▶ **DOCUMENT EXCERPT**:
PAAS, SIMON (1595?–1647), engraver. [See Pass.]


PABO (fl. 520?), North British king, was, according to the oldest Welsh genealogies (Harl. MS. 3859), the son of Cenau ap Coel Odebog (Cymmrodor, ix. 174, 179). Later documents make him the son of Arthwys ap Mor ap Cenau (Hengwrt MS. No. 536; Iolo MSS. p. 126), but he appears to have belonged to the beginning rather than to the end of the sixth century. In mediæval Welsh literature Pabo is styled ‘post Prydain;’ this title appears in the early genealogy as ‘p. priten,’ and is thus shown to be really ‘post Prydyn,’ i.e. the pillar of Pictland or the north, ‘Prydein’ for ‘Prydyn’ being a common mediæval mistake (Rhys, Celtic Britain, p. 296). Though a northern warrior, Pabo is alleged by tradition to have been buried at Llanbabo in Anglesey; the tombstone, bearing a representation of him in royal array, with a (now partially defaced) inscription, was discovered in the seventeenth century (Cambrian Register, ii. 486–7), and is ascribed by Longueville Jones (Archæol. Cambr. 1861, p. 300), Westwood (Lapidarium Walliæ, p. 193), and Bloxam (Archæol. Cambr. 1874, p. 110) to the reign of Edward III. Llanbabo (‘the church of Pabo’) is a chapel of Llanddeusant, and therefore is probably later than Pabo's time; it may, however, have been built to mark a spot already hallowed by his grave. Pabo is assigned a place among the Welsh saints in two of the printed lists (Iolo MSS. 105, 126), and the second gives some particulars of his history, but both, as Phillimore has shown (Byegones, 1890, pp. 482, 533–4), are quite untrustworthy. Rhys believes a misreading of ‘Pabo priden’ to be the source of the Palomydes of Malory (Arthurian Legend, p. 298). Pabo's festival was 9 Nov. (Iolo MS. 152).

▶ **MATERIAL SUPPLIED**:
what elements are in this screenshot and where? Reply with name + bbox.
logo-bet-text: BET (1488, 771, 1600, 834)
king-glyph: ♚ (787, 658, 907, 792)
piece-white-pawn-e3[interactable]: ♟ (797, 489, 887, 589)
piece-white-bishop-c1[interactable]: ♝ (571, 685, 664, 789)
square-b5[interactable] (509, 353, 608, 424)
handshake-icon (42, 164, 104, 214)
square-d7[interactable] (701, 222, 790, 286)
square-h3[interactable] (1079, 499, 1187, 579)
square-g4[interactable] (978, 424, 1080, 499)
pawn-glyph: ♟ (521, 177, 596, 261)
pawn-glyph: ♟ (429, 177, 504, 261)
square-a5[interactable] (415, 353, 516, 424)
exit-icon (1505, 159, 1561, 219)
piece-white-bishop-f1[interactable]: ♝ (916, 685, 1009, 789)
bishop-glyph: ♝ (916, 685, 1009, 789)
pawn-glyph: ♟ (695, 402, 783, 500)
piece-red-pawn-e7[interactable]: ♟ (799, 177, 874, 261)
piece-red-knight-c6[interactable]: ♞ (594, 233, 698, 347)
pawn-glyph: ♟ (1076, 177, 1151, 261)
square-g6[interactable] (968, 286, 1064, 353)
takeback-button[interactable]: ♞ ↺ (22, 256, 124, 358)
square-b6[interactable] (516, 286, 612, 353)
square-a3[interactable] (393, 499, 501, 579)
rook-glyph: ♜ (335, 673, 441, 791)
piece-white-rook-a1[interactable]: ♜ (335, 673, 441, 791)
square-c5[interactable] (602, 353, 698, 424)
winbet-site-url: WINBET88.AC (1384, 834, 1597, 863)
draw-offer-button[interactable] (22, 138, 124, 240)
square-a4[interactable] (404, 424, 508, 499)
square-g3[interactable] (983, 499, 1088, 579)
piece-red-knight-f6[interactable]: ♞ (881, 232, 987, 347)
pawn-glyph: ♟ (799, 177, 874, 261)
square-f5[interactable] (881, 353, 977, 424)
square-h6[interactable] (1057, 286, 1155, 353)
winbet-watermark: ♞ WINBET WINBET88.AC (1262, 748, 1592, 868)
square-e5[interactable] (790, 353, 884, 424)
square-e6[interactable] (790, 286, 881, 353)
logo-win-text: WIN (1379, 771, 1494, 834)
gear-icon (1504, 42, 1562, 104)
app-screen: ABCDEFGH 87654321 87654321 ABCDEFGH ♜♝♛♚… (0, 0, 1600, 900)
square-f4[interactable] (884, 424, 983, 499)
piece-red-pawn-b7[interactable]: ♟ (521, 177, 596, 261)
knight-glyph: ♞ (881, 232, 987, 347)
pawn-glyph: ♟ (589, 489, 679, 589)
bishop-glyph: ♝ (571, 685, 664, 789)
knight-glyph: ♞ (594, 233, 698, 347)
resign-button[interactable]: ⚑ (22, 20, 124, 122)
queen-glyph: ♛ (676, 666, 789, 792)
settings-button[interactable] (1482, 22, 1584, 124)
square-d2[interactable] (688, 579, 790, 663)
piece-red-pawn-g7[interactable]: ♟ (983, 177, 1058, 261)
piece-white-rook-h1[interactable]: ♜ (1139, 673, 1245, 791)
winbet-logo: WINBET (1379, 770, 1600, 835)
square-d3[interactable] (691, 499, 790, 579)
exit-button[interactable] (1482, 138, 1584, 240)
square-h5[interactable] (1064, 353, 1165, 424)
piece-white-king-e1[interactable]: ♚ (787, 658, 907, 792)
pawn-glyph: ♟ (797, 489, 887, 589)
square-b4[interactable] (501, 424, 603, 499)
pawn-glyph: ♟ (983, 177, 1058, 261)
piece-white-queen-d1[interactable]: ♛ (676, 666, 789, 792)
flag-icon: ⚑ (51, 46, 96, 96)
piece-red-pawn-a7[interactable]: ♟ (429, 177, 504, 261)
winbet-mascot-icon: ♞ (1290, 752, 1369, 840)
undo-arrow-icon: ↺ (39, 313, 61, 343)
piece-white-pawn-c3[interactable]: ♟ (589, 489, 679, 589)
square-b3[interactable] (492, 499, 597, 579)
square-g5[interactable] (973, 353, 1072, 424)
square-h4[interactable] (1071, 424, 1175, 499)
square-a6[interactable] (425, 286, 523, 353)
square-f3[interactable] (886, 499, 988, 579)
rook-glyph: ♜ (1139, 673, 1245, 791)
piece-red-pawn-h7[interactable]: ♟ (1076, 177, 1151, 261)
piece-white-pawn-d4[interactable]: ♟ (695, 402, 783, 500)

▶ **PROBLEM**:
Please extract the biographical entries on Paas and Pabo from above, reproducing the whole text word for word.

▶ **EXERCISE SOLUTION**:
PAAS, SIMON (1595?–1647), engraver. [See Pass.]


PABO (fl. 520?), North British king, was, according to the oldest Welsh genealogies (Harl. MS. 3859), the son of Cenau ap Coel Odebog (Cymmrodor, ix. 174, 179). Later documents make him the son of Arthwys ap Mor ap Cenau (Hengwrt MS. No. 536; Iolo MSS. p. 126), but he appears to have belonged to the beginning rather than to the end of the sixth century. In mediæval Welsh literature Pabo is styled ‘post Prydain;’ this title appears in the early genealogy as ‘p. priten,’ and is thus shown to be really ‘post Prydyn,’ i.e. the pillar of Pictland or the north, ‘Prydein’ for ‘Prydyn’ being a common mediæval mistake (Rhys, Celtic Britain, p. 296). Though a northern warrior, Pabo is alleged by tradition to have been buried at Llanbabo in Anglesey; the tombstone, bearing a representation of him in royal array, with a (now partially defaced) inscription, was discovered in the seventeenth century (Cambrian Register, ii. 486–7), and is ascribed by Longueville Jones (Archæol. Cambr. 1861, p. 300), Westwood (Lapidarium Walliæ, p. 193), and Bloxam (Archæol. Cambr. 1874, p. 110) to the reign of Edward III. Llanbabo (‘the church of Pabo’) is a chapel of Llanddeusant, and therefore is probably later than Pabo's time; it may, however, have been built to mark a spot already hallowed by his grave. Pabo is assigned a place among the Welsh saints in two of the printed lists (Iolo MSS. 105, 126), and the second gives some particulars of his history, but both, as Phillimore has shown (Byegones, 1890, pp. 482, 533–4), are quite untrustworthy. Rhys believes a misreading of ‘Pabo priden’ to be the source of the Palomydes of Malory (Arthurian Legend, p. 298). Pabo's festival was 9 Nov. (Iolo MS. 152).